-- EXCERPT --
+ + + + + + +

# OBD2 VR6 with Eaton M62 Engine Management Question



## 79RabbitDSL (Mar 26, 2003)

Im planning for my winter project and could use some suggestions on engine management. Im going to be running an eaton M62 with a vacuum controlled bypass, and an air/water intercooler built into the intake manifold. I plan on keeping stock compression and running 8-10 pounds of boost. 
I could really use some help choosing a path to go for engine management, any suggestions?


----------



## TBT-Syncro (Apr 28, 2001)

*Re: OBD2 VR6 with Eaton M62 Engine Management Question (79RabbitDSL)*

stock.


----------



## g60_c (Nov 15, 2001)

*Re: OBD2 VR6 with Eaton M62 Engine Management Question (TBT-Syncro)*


_Quote, originally posted by *TBT-Syncro* »_stock.

not going to be able to run stock management... with a forced induction system.... it's just not going to like it...
you can keep the ECU & such.. aka, don't need to go standalone/piggyback...
BUT.. you will need to get a chip cut for the application... I'd imagine C2 has something that might work out for you!
-nate


----------



## 79RabbitDSL (Mar 26, 2003)

*Re: OBD2 VR6 with Eaton M62 Engine Management Question (g60_c)*

I have had a few people say that stock management should be ok because im running a displacement type supercharger at pretty low boost, but I think I might be pushing it a little too far. I have been looking at the C2 kits, but I am a little skeptical because it seems to be geared towards a turbo or centrifugal supercharger, I really dont know...


----------



## g60_c (Nov 15, 2001)

*Re: OBD2 VR6 with Eaton M62 Engine Management Question (79RabbitDSL)*

all i'm trying to say is.. no matter HOW you push air into the engine... you are still putting MORE air in.. than the ecu has been trained to think is "correct".. now.. you should also be lookin [email protected] fueling... more air.. means a need for more fuel.. you can either just toss larger injectors/fuel pressur [email protected] it.. an dhope it works out right... or you can get a chip cut that appropriately compensates for the added air/fuel..

+ + + + + + +

-- Element box annotations --
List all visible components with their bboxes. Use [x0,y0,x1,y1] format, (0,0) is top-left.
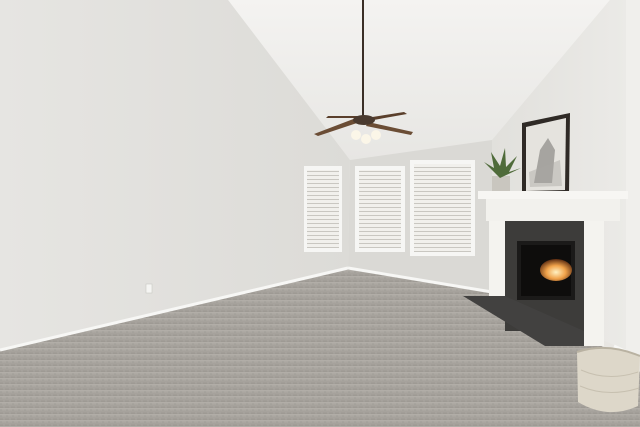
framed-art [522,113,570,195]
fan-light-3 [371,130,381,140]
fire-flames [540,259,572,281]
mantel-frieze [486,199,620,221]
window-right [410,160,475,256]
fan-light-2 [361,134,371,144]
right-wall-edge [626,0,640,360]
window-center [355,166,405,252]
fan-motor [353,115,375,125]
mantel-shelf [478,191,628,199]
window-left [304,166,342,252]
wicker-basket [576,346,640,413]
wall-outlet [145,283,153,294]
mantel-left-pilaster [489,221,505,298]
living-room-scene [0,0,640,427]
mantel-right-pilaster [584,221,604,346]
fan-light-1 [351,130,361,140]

+ + + + + + +

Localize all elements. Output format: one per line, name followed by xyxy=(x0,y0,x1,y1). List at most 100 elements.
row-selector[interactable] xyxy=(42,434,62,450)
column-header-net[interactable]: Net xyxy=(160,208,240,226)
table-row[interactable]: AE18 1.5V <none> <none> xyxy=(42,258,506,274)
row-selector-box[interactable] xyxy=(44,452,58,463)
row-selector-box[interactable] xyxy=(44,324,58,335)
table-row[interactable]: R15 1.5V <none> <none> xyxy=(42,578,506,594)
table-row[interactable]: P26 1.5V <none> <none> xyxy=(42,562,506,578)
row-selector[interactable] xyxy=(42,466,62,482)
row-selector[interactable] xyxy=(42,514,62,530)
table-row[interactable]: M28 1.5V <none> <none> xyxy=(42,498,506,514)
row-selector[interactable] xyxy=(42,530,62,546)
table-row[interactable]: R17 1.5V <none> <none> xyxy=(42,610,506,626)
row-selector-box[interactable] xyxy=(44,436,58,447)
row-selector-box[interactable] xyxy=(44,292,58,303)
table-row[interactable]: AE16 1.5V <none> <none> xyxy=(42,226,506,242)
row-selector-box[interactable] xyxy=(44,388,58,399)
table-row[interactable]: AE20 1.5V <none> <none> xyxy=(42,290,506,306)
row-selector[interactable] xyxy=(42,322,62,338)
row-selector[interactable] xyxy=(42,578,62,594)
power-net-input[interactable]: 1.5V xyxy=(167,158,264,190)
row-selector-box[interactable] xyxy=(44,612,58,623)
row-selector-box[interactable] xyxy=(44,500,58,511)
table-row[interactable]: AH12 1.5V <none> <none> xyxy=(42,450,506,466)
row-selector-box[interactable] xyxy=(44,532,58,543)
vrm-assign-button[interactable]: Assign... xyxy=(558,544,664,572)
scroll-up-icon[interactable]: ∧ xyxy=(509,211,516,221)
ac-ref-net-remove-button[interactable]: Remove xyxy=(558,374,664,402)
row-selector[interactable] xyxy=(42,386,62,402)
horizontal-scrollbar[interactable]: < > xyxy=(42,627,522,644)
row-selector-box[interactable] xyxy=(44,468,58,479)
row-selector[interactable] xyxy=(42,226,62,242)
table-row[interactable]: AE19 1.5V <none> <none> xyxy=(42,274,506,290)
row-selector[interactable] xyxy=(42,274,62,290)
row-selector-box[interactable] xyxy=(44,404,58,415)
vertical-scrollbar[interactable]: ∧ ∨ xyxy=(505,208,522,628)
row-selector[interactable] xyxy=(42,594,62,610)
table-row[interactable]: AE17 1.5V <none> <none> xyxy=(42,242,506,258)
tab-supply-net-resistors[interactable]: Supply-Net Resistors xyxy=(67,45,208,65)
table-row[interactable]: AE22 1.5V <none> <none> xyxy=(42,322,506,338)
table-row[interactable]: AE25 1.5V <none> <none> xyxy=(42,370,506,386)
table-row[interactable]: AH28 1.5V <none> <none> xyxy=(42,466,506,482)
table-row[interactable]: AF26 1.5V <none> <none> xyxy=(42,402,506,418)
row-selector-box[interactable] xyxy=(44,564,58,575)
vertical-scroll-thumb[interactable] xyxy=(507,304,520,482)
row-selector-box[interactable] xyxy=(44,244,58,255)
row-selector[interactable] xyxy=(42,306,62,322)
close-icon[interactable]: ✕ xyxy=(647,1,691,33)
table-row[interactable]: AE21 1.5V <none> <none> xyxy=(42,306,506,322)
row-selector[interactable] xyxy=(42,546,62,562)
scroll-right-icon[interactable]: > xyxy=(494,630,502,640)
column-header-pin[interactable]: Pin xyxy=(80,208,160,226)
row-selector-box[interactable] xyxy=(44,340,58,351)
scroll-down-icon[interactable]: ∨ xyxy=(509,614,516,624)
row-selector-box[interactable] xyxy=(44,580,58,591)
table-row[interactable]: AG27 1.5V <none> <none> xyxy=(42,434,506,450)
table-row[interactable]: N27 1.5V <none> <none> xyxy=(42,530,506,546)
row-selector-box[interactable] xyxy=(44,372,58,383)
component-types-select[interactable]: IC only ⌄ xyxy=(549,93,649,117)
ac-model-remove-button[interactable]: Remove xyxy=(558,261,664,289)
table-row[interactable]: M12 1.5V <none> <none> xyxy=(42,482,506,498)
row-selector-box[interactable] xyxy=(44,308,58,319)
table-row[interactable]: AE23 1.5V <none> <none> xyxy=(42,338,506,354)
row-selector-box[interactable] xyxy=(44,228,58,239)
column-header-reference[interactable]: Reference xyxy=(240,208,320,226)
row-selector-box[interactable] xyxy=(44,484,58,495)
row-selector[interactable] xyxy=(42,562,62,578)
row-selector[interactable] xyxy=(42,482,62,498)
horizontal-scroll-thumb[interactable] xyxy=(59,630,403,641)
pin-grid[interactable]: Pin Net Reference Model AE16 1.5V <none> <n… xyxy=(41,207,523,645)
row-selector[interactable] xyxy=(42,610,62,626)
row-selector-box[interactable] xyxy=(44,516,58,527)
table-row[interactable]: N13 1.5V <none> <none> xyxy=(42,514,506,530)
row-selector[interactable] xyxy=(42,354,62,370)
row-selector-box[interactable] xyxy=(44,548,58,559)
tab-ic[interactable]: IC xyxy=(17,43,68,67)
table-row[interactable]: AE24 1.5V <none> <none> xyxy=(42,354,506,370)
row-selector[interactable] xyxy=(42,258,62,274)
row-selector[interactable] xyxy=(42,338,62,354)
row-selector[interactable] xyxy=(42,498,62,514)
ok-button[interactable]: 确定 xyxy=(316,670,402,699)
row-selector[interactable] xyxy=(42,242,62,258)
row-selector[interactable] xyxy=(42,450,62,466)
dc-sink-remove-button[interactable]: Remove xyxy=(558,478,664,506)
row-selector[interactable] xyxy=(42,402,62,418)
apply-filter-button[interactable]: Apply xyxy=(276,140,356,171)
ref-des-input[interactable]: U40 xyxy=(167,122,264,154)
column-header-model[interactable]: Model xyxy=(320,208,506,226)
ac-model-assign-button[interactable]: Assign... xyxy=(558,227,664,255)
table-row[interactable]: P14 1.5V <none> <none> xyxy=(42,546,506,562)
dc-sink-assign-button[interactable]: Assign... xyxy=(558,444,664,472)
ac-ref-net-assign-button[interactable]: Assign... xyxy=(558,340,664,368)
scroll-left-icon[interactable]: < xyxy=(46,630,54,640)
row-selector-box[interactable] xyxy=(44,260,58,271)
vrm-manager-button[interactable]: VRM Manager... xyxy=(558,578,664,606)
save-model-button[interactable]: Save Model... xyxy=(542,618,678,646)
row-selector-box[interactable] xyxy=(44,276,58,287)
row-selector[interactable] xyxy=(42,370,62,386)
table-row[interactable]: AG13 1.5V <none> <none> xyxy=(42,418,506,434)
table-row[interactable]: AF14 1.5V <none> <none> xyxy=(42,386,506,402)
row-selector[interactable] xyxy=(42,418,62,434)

+ + + + + + +

Copy the part of the supercharged VR6 thread above from "not going to be" to "out for you!".

not going to be able to run stock management... with a forced induction system.... it's just not going to like it...
you can keep the ECU & such.. aka, don't need to go standalone/piggyback...
BUT.. you will need to get a chip cut for the application... I'd imagine C2 has something that might work out for you!